** Start **
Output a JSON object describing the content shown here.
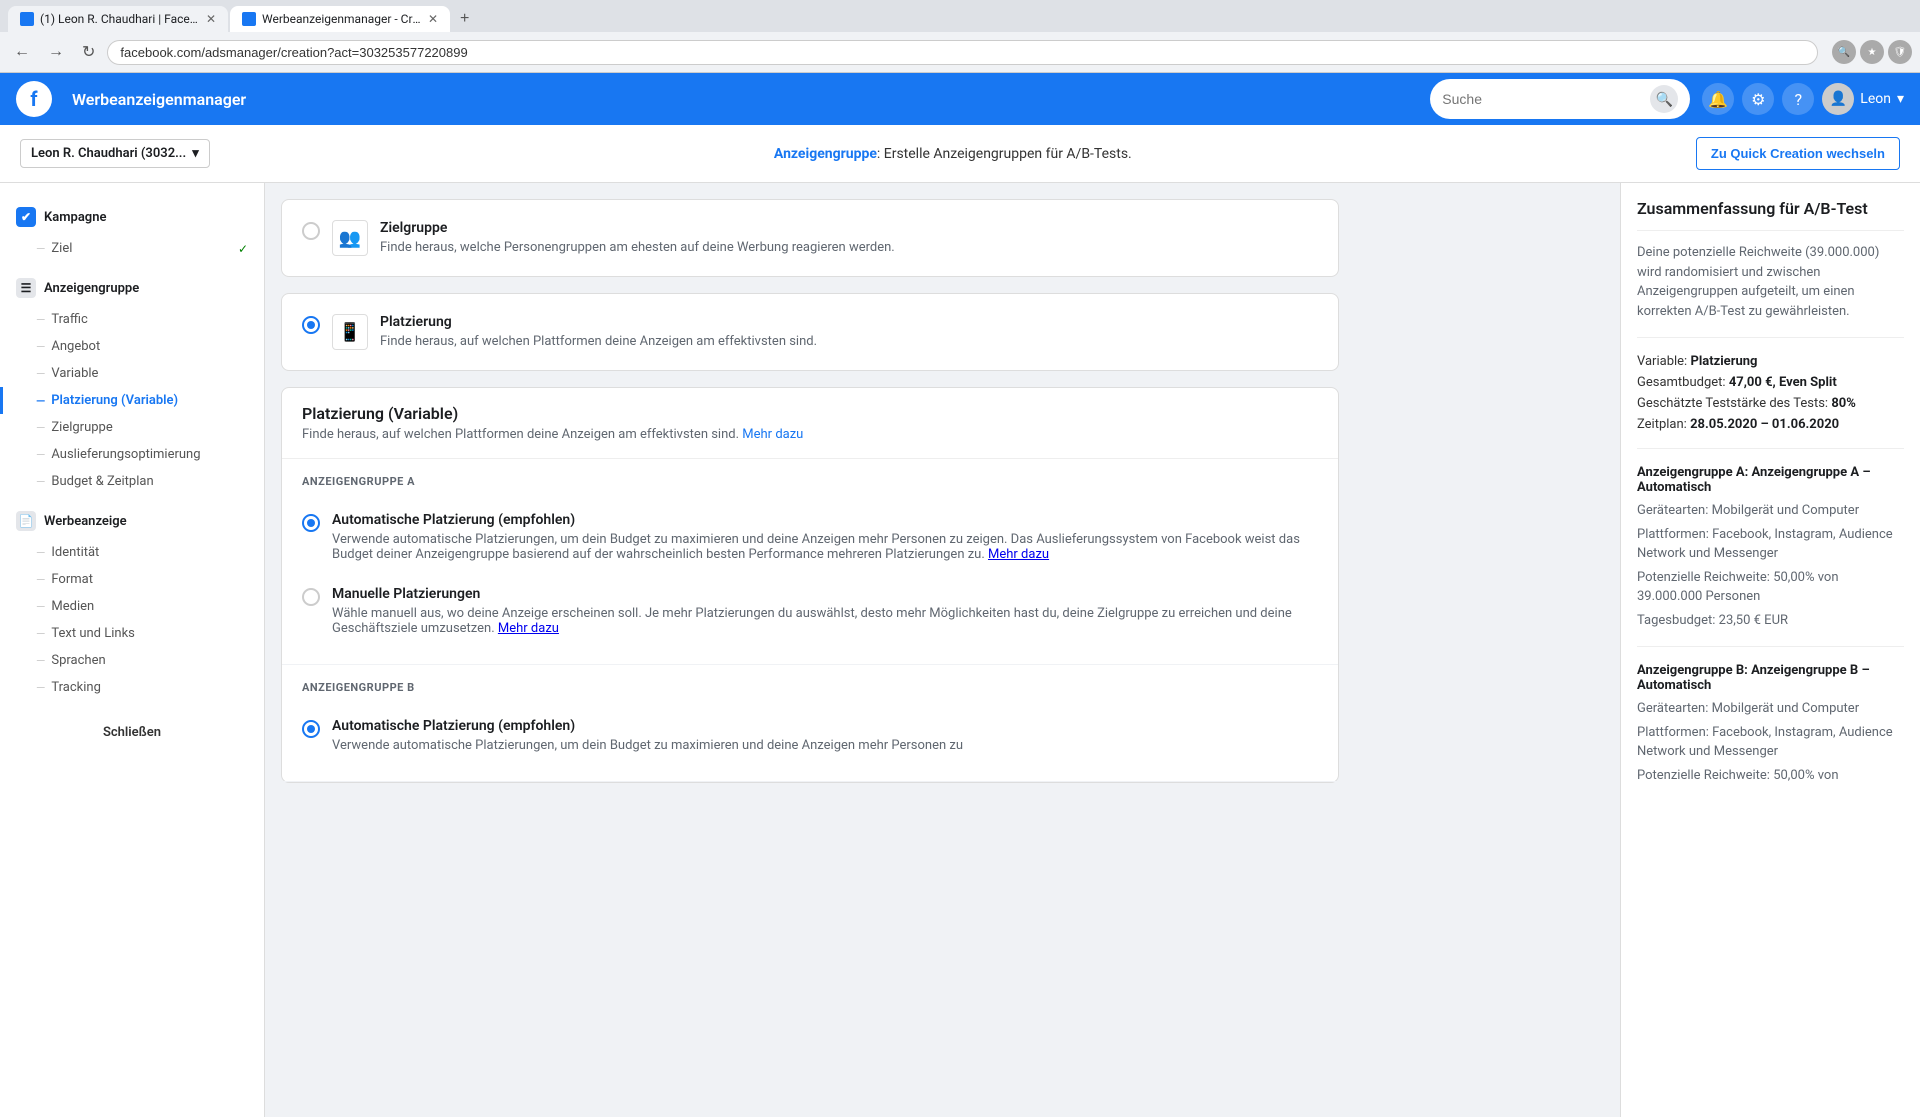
{
  "browser": {
    "tabs": [
      {
        "id": "tab1",
        "title": "(1) Leon R. Chaudhari | Faceb...",
        "active": false
      },
      {
        "id": "tab2",
        "title": "Werbeanzeigenmanager - Cre...",
        "active": true
      }
    ],
    "add_tab_label": "+",
    "address": "facebook.com/adsmanager/creation?act=303253577220899",
    "nav": {
      "back": "←",
      "forward": "→",
      "reload": "↻"
    },
    "search_icon": "🔍"
  },
  "header": {
    "app_title": "Werbeanzeigenmanager",
    "search_placeholder": "Suche",
    "search_btn_label": "🔍",
    "user_name": "Leon",
    "user_chevron": "▾",
    "bell_icon": "🔔",
    "settings_icon": "⚙",
    "help_icon": "?"
  },
  "page_header": {
    "account_label": "Leon R. Chaudhari (3032...",
    "chevron": "▾",
    "breadcrumb_bold": "Anzeigengruppe",
    "breadcrumb_rest": ": Erstelle Anzeigengruppen für A/B-Tests.",
    "quick_creation_label": "Zu Quick Creation wechseln"
  },
  "sidebar": {
    "campaign_label": "Kampagne",
    "campaign_icon": "✔",
    "ziel_label": "Ziel",
    "ziel_check": "✓",
    "anzeigengruppe_label": "Anzeigengruppe",
    "anzeigengruppe_items": [
      {
        "id": "traffic",
        "label": "Traffic"
      },
      {
        "id": "angebot",
        "label": "Angebot"
      },
      {
        "id": "variable",
        "label": "Variable"
      },
      {
        "id": "platzierung",
        "label": "Platzierung (Variable)",
        "active": true
      },
      {
        "id": "zielgruppe",
        "label": "Zielgruppe"
      },
      {
        "id": "auslieferung",
        "label": "Auslieferungsoptimierung"
      },
      {
        "id": "budget",
        "label": "Budget & Zeitplan"
      }
    ],
    "werbeanzeige_label": "Werbeanzeige",
    "werbeanzeige_items": [
      {
        "id": "identitaet",
        "label": "Identität"
      },
      {
        "id": "format",
        "label": "Format"
      },
      {
        "id": "medien",
        "label": "Medien"
      },
      {
        "id": "text-links",
        "label": "Text und Links"
      },
      {
        "id": "sprachen",
        "label": "Sprachen"
      },
      {
        "id": "tracking",
        "label": "Tracking"
      }
    ],
    "close_label": "Schließen"
  },
  "content": {
    "zielgruppe_card": {
      "title": "Zielgruppe",
      "description": "Finde heraus, welche Personengruppen am ehesten auf deine Werbung reagieren werden."
    },
    "platzierung_card": {
      "title": "Platzierung",
      "description": "Finde heraus, auf welchen Plattformen deine Anzeigen am effektivsten sind."
    },
    "variable_section": {
      "title": "Platzierung (Variable)",
      "description": "Finde heraus, auf welchen Plattformen deine Anzeigen am effektivsten sind.",
      "mehr_dazu": "Mehr dazu",
      "ad_group_a_label": "ANZEIGENGRUPPE A",
      "ad_group_b_label": "ANZEIGENGRUPPE B",
      "auto_placement": {
        "title": "Automatische Platzierung (empfohlen)",
        "description": "Verwende automatische Platzierungen, um dein Budget zu maximieren und deine Anzeigen mehr Personen zu zeigen. Das Auslieferungssystem von Facebook weist das Budget deiner Anzeigengruppe basierend auf der wahrscheinlich besten Performance mehreren Platzierungen zu.",
        "mehr_dazu": "Mehr dazu"
      },
      "manual_placement": {
        "title": "Manuelle Platzierungen",
        "description": "Wähle manuell aus, wo deine Anzeige erscheinen soll. Je mehr Platzierungen du auswählst, desto mehr Möglichkeiten hast du, deine Zielgruppe zu erreichen und deine Geschäftsziele umzusetzen.",
        "mehr_dazu": "Mehr dazu"
      },
      "group_b_auto_placement": {
        "title": "Automatische Platzierung (empfohlen)",
        "description": "Verwende automatische Platzierungen, um dein Budget zu maximieren und deine Anzeigen mehr Personen zu"
      }
    }
  },
  "right_panel": {
    "title": "Zusammenfassung für A/B-Test",
    "description": "Deine potenzielle Reichweite (39.000.000) wird randomisiert und zwischen Anzeigengruppen aufgeteilt, um einen korrekten A/B-Test zu gewährleisten.",
    "variable_label": "Variable:",
    "variable_value": "Platzierung",
    "budget_label": "Gesamtbudget:",
    "budget_value": "47,00 €, Even Split",
    "teststaerke_label": "Geschätzte Teststärke des Tests:",
    "teststaerke_value": "80%",
    "zeitplan_label": "Zeitplan:",
    "zeitplan_value": "28.05.2020 – 01.06.2020",
    "group_a": {
      "title": "Anzeigengruppe A:",
      "subtitle": "Anzeigengruppe A – Automatisch",
      "geraetearten_label": "Gerätearten:",
      "geraetearten_value": "Mobilgerät und Computer",
      "plattformen_label": "Plattformen:",
      "plattformen_value": "Facebook, Instagram, Audience Network und Messenger",
      "reichweite_label": "Potenzielle Reichweite:",
      "reichweite_value": "50,00% von 39.000.000 Personen",
      "tagesbudget_label": "Tagesbudget:",
      "tagesbudget_value": "23,50 € EUR"
    },
    "group_b": {
      "title": "Anzeigengruppe B:",
      "subtitle": "Anzeigengruppe B – Automatisch",
      "geraetearten_label": "Gerätearten:",
      "geraetearten_value": "Mobilgerät und Computer",
      "plattformen_label": "Plattformen:",
      "plattformen_value": "Facebook, Instagram, Audience Network und Messenger",
      "reichweite_label": "Potenzielle Reichweite:",
      "reichweite_value": "50,00% von"
    }
  }
}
** End **
Brief: Copy the whole of the material above exactly, but not its images.

Answer to the task:
Output a JSON object describing the content shown here.
{
  "browser": {
    "tabs": [
      {
        "id": "tab1",
        "title": "(1) Leon R. Chaudhari | Faceb...",
        "active": false
      },
      {
        "id": "tab2",
        "title": "Werbeanzeigenmanager - Cre...",
        "active": true
      }
    ],
    "add_tab_label": "+",
    "address": "facebook.com/adsmanager/creation?act=303253577220899",
    "nav": {
      "back": "←",
      "forward": "→",
      "reload": "↻"
    },
    "search_icon": "🔍"
  },
  "header": {
    "app_title": "Werbeanzeigenmanager",
    "search_placeholder": "Suche",
    "search_btn_label": "🔍",
    "user_name": "Leon",
    "user_chevron": "▾",
    "bell_icon": "🔔",
    "settings_icon": "⚙",
    "help_icon": "?"
  },
  "page_header": {
    "account_label": "Leon R. Chaudhari (3032...",
    "chevron": "▾",
    "breadcrumb_bold": "Anzeigengruppe",
    "breadcrumb_rest": ": Erstelle Anzeigengruppen für A/B-Tests.",
    "quick_creation_label": "Zu Quick Creation wechseln"
  },
  "sidebar": {
    "campaign_label": "Kampagne",
    "campaign_icon": "✔",
    "ziel_label": "Ziel",
    "ziel_check": "✓",
    "anzeigengruppe_label": "Anzeigengruppe",
    "anzeigengruppe_items": [
      {
        "id": "traffic",
        "label": "Traffic"
      },
      {
        "id": "angebot",
        "label": "Angebot"
      },
      {
        "id": "variable",
        "label": "Variable"
      },
      {
        "id": "platzierung",
        "label": "Platzierung (Variable)",
        "active": true
      },
      {
        "id": "zielgruppe",
        "label": "Zielgruppe"
      },
      {
        "id": "auslieferung",
        "label": "Auslieferungsoptimierung"
      },
      {
        "id": "budget",
        "label": "Budget & Zeitplan"
      }
    ],
    "werbeanzeige_label": "Werbeanzeige",
    "werbeanzeige_items": [
      {
        "id": "identitaet",
        "label": "Identität"
      },
      {
        "id": "format",
        "label": "Format"
      },
      {
        "id": "medien",
        "label": "Medien"
      },
      {
        "id": "text-links",
        "label": "Text und Links"
      },
      {
        "id": "sprachen",
        "label": "Sprachen"
      },
      {
        "id": "tracking",
        "label": "Tracking"
      }
    ],
    "close_label": "Schließen"
  },
  "content": {
    "zielgruppe_card": {
      "title": "Zielgruppe",
      "description": "Finde heraus, welche Personengruppen am ehesten auf deine Werbung reagieren werden."
    },
    "platzierung_card": {
      "title": "Platzierung",
      "description": "Finde heraus, auf welchen Plattformen deine Anzeigen am effektivsten sind."
    },
    "variable_section": {
      "title": "Platzierung (Variable)",
      "description": "Finde heraus, auf welchen Plattformen deine Anzeigen am effektivsten sind.",
      "mehr_dazu": "Mehr dazu",
      "ad_group_a_label": "ANZEIGENGRUPPE A",
      "ad_group_b_label": "ANZEIGENGRUPPE B",
      "auto_placement": {
        "title": "Automatische Platzierung (empfohlen)",
        "description": "Verwende automatische Platzierungen, um dein Budget zu maximieren und deine Anzeigen mehr Personen zu zeigen. Das Auslieferungssystem von Facebook weist das Budget deiner Anzeigengruppe basierend auf der wahrscheinlich besten Performance mehreren Platzierungen zu.",
        "mehr_dazu": "Mehr dazu"
      },
      "manual_placement": {
        "title": "Manuelle Platzierungen",
        "description": "Wähle manuell aus, wo deine Anzeige erscheinen soll. Je mehr Platzierungen du auswählst, desto mehr Möglichkeiten hast du, deine Zielgruppe zu erreichen und deine Geschäftsziele umzusetzen.",
        "mehr_dazu": "Mehr dazu"
      },
      "group_b_auto_placement": {
        "title": "Automatische Platzierung (empfohlen)",
        "description": "Verwende automatische Platzierungen, um dein Budget zu maximieren und deine Anzeigen mehr Personen zu"
      }
    }
  },
  "right_panel": {
    "title": "Zusammenfassung für A/B-Test",
    "description": "Deine potenzielle Reichweite (39.000.000) wird randomisiert und zwischen Anzeigengruppen aufgeteilt, um einen korrekten A/B-Test zu gewährleisten.",
    "variable_label": "Variable:",
    "variable_value": "Platzierung",
    "budget_label": "Gesamtbudget:",
    "budget_value": "47,00 €, Even Split",
    "teststaerke_label": "Geschätzte Teststärke des Tests:",
    "teststaerke_value": "80%",
    "zeitplan_label": "Zeitplan:",
    "zeitplan_value": "28.05.2020 – 01.06.2020",
    "group_a": {
      "title": "Anzeigengruppe A:",
      "subtitle": "Anzeigengruppe A – Automatisch",
      "geraetearten_label": "Gerätearten:",
      "geraetearten_value": "Mobilgerät und Computer",
      "plattformen_label": "Plattformen:",
      "plattformen_value": "Facebook, Instagram, Audience Network und Messenger",
      "reichweite_label": "Potenzielle Reichweite:",
      "reichweite_value": "50,00% von 39.000.000 Personen",
      "tagesbudget_label": "Tagesbudget:",
      "tagesbudget_value": "23,50 € EUR"
    },
    "group_b": {
      "title": "Anzeigengruppe B:",
      "subtitle": "Anzeigengruppe B – Automatisch",
      "geraetearten_label": "Gerätearten:",
      "geraetearten_value": "Mobilgerät und Computer",
      "plattformen_label": "Plattformen:",
      "plattformen_value": "Facebook, Instagram, Audience Network und Messenger",
      "reichweite_label": "Potenzielle Reichweite:",
      "reichweite_value": "50,00% von"
    }
  }
}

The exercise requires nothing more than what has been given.